__Stated task__
Don't copy the pictures; return every other part of the records exactly.

__Raw records__

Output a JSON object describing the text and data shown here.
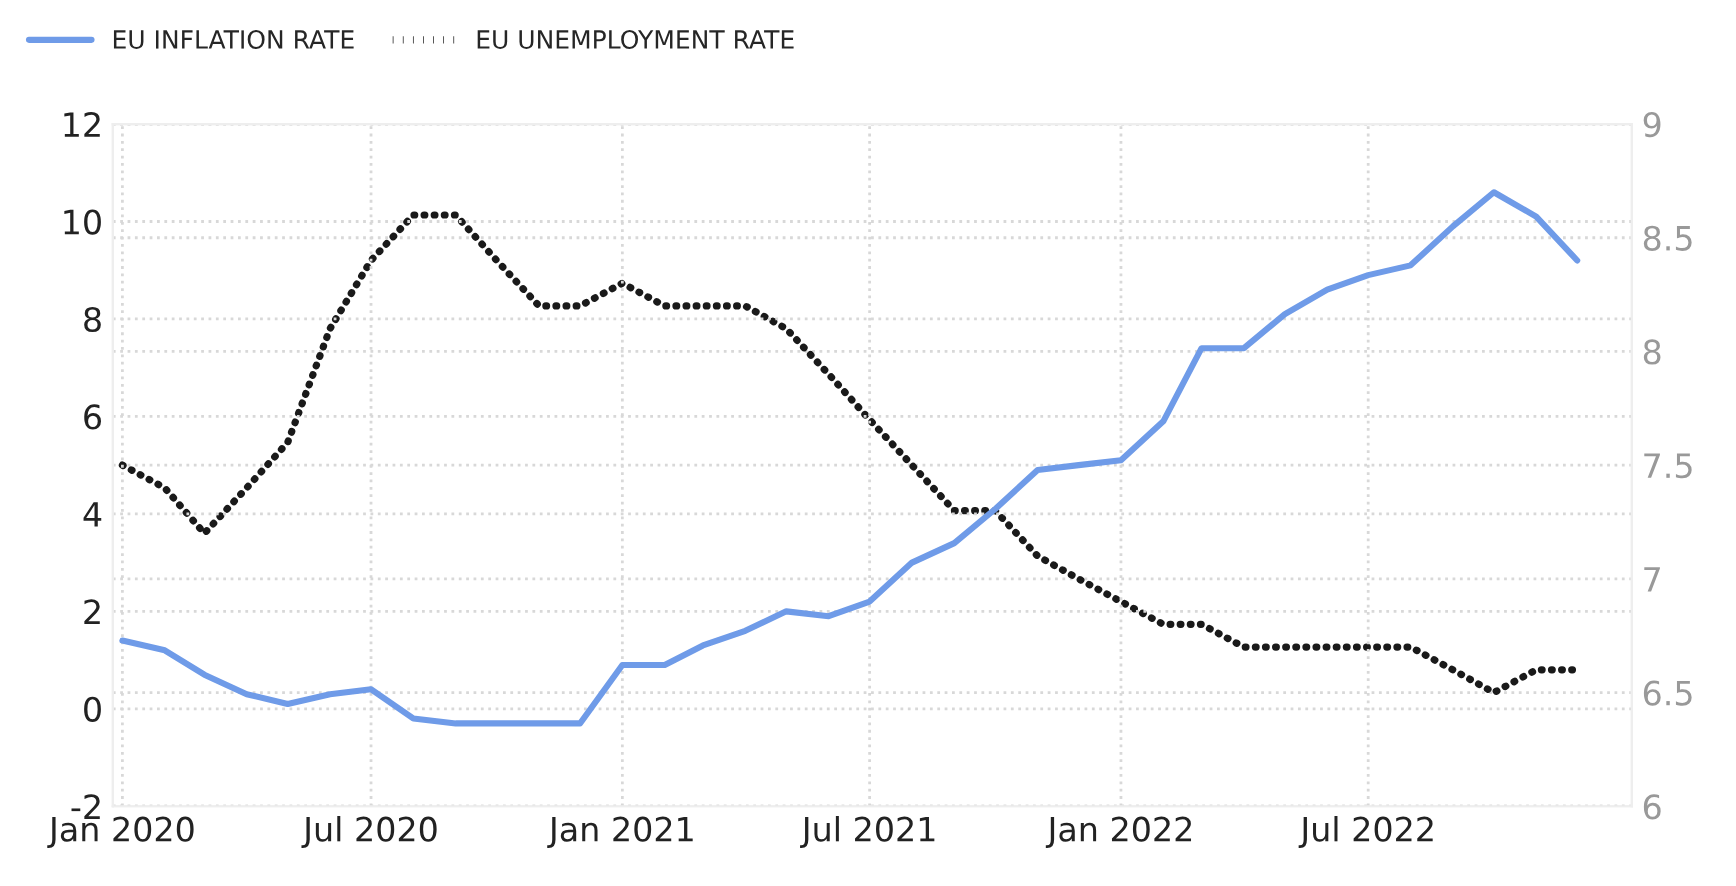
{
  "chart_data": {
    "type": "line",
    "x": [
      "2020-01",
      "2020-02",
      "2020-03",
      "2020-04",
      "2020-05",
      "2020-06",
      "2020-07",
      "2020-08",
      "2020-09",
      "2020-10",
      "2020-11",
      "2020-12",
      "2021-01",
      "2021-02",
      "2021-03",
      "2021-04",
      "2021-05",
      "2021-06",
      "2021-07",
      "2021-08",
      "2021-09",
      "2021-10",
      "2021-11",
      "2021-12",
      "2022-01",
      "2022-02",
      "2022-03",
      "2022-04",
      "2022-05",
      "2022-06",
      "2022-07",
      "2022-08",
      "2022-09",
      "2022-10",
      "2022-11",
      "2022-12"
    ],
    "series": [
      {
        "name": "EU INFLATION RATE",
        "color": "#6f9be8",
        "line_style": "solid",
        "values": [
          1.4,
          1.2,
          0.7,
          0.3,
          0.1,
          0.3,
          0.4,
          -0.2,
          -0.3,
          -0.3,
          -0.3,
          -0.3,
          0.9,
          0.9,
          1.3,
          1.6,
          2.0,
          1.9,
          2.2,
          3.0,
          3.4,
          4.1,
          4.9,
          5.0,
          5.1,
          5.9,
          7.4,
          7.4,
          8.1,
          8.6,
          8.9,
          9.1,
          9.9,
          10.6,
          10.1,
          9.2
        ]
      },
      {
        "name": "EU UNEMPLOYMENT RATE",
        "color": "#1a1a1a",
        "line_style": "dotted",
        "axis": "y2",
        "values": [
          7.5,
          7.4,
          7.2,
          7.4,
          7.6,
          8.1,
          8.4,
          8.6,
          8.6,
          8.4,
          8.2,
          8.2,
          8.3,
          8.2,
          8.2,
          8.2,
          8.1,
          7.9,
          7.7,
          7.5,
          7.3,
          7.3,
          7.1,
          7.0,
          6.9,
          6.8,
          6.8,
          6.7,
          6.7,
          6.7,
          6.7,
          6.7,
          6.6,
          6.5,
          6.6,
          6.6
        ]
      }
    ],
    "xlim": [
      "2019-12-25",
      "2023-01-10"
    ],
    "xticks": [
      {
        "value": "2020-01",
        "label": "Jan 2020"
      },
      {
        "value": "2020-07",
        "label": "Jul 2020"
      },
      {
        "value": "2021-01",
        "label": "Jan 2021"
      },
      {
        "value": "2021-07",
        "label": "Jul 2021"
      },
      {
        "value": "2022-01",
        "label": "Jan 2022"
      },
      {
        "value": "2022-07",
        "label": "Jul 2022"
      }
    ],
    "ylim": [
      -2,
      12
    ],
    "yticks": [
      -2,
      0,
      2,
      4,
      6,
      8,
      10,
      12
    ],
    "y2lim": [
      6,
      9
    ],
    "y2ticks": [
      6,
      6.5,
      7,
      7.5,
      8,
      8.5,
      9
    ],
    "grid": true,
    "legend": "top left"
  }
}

__Response below__
Output a JSON object describing the text and data shown here.
{
  "chart_data": {
    "type": "line",
    "x": [
      "2020-01",
      "2020-02",
      "2020-03",
      "2020-04",
      "2020-05",
      "2020-06",
      "2020-07",
      "2020-08",
      "2020-09",
      "2020-10",
      "2020-11",
      "2020-12",
      "2021-01",
      "2021-02",
      "2021-03",
      "2021-04",
      "2021-05",
      "2021-06",
      "2021-07",
      "2021-08",
      "2021-09",
      "2021-10",
      "2021-11",
      "2021-12",
      "2022-01",
      "2022-02",
      "2022-03",
      "2022-04",
      "2022-05",
      "2022-06",
      "2022-07",
      "2022-08",
      "2022-09",
      "2022-10",
      "2022-11",
      "2022-12"
    ],
    "series": [
      {
        "name": "EU INFLATION RATE",
        "color": "#6f9be8",
        "line_style": "solid",
        "values": [
          1.4,
          1.2,
          0.7,
          0.3,
          0.1,
          0.3,
          0.4,
          -0.2,
          -0.3,
          -0.3,
          -0.3,
          -0.3,
          0.9,
          0.9,
          1.3,
          1.6,
          2.0,
          1.9,
          2.2,
          3.0,
          3.4,
          4.1,
          4.9,
          5.0,
          5.1,
          5.9,
          7.4,
          7.4,
          8.1,
          8.6,
          8.9,
          9.1,
          9.9,
          10.6,
          10.1,
          9.2
        ]
      },
      {
        "name": "EU UNEMPLOYMENT RATE",
        "color": "#1a1a1a",
        "line_style": "dotted",
        "axis": "y2",
        "values": [
          7.5,
          7.4,
          7.2,
          7.4,
          7.6,
          8.1,
          8.4,
          8.6,
          8.6,
          8.4,
          8.2,
          8.2,
          8.3,
          8.2,
          8.2,
          8.2,
          8.1,
          7.9,
          7.7,
          7.5,
          7.3,
          7.3,
          7.1,
          7.0,
          6.9,
          6.8,
          6.8,
          6.7,
          6.7,
          6.7,
          6.7,
          6.7,
          6.6,
          6.5,
          6.6,
          6.6
        ]
      }
    ],
    "xlim": [
      "2019-12-25",
      "2023-01-10"
    ],
    "xticks": [
      {
        "value": "2020-01",
        "label": "Jan 2020"
      },
      {
        "value": "2020-07",
        "label": "Jul 2020"
      },
      {
        "value": "2021-01",
        "label": "Jan 2021"
      },
      {
        "value": "2021-07",
        "label": "Jul 2021"
      },
      {
        "value": "2022-01",
        "label": "Jan 2022"
      },
      {
        "value": "2022-07",
        "label": "Jul 2022"
      }
    ],
    "ylim": [
      -2,
      12
    ],
    "yticks": [
      -2,
      0,
      2,
      4,
      6,
      8,
      10,
      12
    ],
    "y2lim": [
      6,
      9
    ],
    "y2ticks": [
      6,
      6.5,
      7,
      7.5,
      8,
      8.5,
      9
    ],
    "grid": true,
    "legend": "top left"
  }
}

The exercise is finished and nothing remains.